To do >>
**a.** In the article on McConnell's Kentucky primary win, which two tea party groups announced a plan to unseat him?
**b.** Pick up the article on McConnell's primary victory and the tea party after its final sentence and carry it forward.

Selected passage >>
Sen. Mitch McConnell's easy victory over his tea party opponent in Kentucky's Republican primary last week presents a tidy storyline: The establishment strikes back.
In the primary season so far, McConnell and fellow GOP incumbents have successfully out-organized and outspent such challengers from their right. And yet even as they rack up wins, they are revealing how the tea party already won the battle for influence in the Republican Party.
The GOP's civil war now looks more like a merger: the establishment has moved right, and many of the tea party's voters are rejoining/reconciling with that new mainstream — even if some of their self-appointed leaders are not.
Things looked vastly different when these Senate campaigns began and tea party groups such as FreedomWorks and the Senate Conservatives Fund audaciously announced their plan to unseat McConnell, the Senate Republican leader. That looked like a grudge match from which only one side could emerge alive.
"We are going to crush them everywhere," McConnell promised with chilling determination.

Information shown >>
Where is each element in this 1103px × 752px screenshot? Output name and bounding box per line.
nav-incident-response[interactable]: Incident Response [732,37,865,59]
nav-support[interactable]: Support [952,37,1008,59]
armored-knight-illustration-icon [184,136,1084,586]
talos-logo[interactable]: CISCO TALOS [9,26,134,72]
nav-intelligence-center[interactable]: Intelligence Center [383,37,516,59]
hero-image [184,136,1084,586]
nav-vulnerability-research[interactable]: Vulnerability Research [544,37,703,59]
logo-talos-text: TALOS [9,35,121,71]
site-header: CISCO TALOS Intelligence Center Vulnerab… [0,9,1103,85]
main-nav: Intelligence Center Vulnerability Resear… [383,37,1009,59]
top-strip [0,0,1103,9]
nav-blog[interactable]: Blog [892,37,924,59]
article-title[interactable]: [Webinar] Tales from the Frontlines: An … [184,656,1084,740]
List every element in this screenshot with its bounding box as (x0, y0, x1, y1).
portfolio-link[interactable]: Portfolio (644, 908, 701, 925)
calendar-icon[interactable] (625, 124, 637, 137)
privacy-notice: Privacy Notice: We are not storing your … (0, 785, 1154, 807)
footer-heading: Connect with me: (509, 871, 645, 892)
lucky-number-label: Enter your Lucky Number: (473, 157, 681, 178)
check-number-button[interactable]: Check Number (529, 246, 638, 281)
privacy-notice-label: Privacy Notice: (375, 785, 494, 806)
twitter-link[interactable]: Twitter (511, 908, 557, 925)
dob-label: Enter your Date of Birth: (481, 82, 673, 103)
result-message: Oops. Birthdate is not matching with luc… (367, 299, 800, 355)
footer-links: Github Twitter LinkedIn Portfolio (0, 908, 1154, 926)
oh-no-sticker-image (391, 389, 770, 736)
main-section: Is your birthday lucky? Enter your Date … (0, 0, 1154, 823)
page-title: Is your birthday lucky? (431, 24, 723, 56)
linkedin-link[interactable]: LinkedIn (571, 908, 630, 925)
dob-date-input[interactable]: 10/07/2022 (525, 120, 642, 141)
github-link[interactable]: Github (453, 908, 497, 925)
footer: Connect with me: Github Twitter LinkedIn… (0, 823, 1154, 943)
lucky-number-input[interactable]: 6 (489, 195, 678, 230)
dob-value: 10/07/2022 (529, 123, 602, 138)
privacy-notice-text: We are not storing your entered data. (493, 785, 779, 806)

Results for the exercise >>
**a.** FreedomWorks and the Senate Conservatives Fund

**b.**
In Kentucky, he did just that, outspending his hapless challenger by millions and winning by a wide margin.
And the list of Republican senators who were purportedly endangered by challenges from the right, including Lindsey Graham of South Carolina, Lamar Alexander of Tennessee, and Thad Cochran of Mississippi? Forget it. The only one in danger is Cochran, and he appears likely to win too.
In a year when voters are grouchy about incumbents, the most striking statistic may be this: Not a single Senate or House incumbent in either party has lost a primary election so far. Some have retired, but none has been defeated.
So what happened? Did the tea party's anger just disappear?
No. The GOP, like any smart political entity, absorbed that energy, in the form of unbending fiscal conservatism.
The tea party insurgency began, after all, after both parties voted for the 2009 bailouts of the nation's biggest banks. Now, five years later, it's hard to find much daylight on fiscal issues between "establishment" conservatives such as McConnell and "insurgent" conservatives like Sen. Rand Paul, R-Ky., who endorsed him.
"When people ask where did the tea party go, the answer is: It went to Congress," said Grover Norquist, president of Americans for Tax Reform, a small-government lobby. "Once there were Republicans who voted for tax increases, but they aren't here anymore. The Republican Party has largely absorbed the message of the tea party movement."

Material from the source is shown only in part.